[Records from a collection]
** begin **

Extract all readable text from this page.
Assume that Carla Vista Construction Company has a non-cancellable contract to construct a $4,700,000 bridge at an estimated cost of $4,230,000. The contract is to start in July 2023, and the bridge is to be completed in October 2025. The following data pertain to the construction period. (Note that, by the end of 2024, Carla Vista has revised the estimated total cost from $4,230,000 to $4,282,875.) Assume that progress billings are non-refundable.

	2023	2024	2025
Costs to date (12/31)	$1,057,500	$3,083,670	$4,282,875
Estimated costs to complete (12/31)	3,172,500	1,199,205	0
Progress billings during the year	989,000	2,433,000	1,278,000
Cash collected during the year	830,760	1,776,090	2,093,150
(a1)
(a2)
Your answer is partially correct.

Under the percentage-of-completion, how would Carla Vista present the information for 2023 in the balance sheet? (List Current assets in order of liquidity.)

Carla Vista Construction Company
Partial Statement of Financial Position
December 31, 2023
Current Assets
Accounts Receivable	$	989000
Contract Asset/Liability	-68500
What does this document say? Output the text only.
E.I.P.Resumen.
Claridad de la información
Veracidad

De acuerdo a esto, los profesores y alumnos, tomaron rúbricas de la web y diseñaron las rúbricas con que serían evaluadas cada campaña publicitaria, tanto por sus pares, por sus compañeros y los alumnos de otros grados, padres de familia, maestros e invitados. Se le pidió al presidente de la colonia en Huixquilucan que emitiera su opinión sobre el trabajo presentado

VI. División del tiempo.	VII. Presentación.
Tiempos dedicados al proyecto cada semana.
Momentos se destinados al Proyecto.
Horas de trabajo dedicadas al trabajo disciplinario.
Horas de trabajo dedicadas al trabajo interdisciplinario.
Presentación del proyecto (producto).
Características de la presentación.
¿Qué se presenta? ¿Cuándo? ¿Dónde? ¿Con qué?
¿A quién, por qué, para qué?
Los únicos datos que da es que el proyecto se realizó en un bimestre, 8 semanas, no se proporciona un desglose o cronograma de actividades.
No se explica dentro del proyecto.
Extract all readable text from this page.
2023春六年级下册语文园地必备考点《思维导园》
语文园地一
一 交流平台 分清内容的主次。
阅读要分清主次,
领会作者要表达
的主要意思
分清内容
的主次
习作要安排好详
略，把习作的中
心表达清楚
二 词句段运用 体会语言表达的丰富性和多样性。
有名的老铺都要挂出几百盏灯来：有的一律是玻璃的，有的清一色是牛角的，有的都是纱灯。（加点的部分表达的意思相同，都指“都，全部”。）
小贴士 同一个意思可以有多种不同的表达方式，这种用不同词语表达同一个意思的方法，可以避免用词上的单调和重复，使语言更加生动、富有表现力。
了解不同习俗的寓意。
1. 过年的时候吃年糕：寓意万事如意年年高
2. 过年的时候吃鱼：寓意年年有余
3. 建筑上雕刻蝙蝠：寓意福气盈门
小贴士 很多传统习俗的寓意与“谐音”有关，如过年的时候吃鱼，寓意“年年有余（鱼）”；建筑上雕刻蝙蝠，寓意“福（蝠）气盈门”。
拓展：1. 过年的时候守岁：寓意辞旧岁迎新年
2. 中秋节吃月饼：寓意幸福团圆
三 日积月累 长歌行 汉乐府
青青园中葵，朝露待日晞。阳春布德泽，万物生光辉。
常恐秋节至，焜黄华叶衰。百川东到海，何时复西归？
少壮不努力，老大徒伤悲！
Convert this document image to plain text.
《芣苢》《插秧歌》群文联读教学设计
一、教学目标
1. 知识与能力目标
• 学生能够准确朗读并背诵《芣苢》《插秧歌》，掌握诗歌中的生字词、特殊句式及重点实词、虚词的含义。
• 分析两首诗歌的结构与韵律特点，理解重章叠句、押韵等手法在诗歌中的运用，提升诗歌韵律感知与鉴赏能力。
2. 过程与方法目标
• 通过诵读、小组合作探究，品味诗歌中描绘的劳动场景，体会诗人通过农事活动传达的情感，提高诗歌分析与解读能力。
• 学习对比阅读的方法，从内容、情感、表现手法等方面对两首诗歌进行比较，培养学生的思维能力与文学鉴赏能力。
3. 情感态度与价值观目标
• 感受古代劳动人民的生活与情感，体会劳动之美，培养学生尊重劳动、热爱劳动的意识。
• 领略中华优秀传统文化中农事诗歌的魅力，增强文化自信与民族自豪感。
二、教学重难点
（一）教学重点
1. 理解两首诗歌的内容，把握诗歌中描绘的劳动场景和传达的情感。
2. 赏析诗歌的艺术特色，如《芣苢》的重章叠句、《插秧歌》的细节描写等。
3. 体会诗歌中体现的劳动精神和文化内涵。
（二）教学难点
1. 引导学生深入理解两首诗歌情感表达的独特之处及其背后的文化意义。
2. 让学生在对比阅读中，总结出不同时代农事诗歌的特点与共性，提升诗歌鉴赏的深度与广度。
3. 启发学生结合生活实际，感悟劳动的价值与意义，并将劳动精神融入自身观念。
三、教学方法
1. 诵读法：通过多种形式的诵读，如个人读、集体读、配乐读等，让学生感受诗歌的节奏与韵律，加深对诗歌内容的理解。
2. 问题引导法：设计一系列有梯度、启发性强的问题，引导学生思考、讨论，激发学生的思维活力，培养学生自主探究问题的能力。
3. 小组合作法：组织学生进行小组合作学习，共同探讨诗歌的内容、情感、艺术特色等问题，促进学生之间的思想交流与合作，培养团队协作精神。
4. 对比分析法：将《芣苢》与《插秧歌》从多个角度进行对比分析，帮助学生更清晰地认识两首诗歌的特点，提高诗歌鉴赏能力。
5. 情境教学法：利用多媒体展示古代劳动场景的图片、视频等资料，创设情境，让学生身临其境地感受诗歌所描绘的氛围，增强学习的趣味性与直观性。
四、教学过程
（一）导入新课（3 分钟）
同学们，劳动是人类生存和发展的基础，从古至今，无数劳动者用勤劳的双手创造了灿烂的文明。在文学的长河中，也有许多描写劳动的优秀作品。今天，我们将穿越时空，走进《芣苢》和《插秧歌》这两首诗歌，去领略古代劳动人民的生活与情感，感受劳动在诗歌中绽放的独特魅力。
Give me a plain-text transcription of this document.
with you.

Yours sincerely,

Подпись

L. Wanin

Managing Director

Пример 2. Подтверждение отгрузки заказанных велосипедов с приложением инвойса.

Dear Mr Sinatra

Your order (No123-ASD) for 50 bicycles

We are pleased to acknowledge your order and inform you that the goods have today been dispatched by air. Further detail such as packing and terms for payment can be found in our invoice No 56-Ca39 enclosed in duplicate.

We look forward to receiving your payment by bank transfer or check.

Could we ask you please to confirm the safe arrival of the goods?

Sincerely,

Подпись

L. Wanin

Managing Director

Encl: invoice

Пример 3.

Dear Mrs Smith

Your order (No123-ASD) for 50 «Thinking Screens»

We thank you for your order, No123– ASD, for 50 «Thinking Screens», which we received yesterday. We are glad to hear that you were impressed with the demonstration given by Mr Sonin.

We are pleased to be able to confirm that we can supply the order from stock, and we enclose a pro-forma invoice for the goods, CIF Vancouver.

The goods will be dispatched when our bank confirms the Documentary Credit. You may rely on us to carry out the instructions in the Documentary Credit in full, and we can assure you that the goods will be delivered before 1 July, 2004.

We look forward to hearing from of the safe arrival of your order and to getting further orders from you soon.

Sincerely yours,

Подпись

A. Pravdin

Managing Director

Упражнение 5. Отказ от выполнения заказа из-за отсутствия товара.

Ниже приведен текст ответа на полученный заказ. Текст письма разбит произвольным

** end **

_Work to be completed_
How many lines of the records contain the string "Screens"? Respond with the number alone.

_Complete answer_
2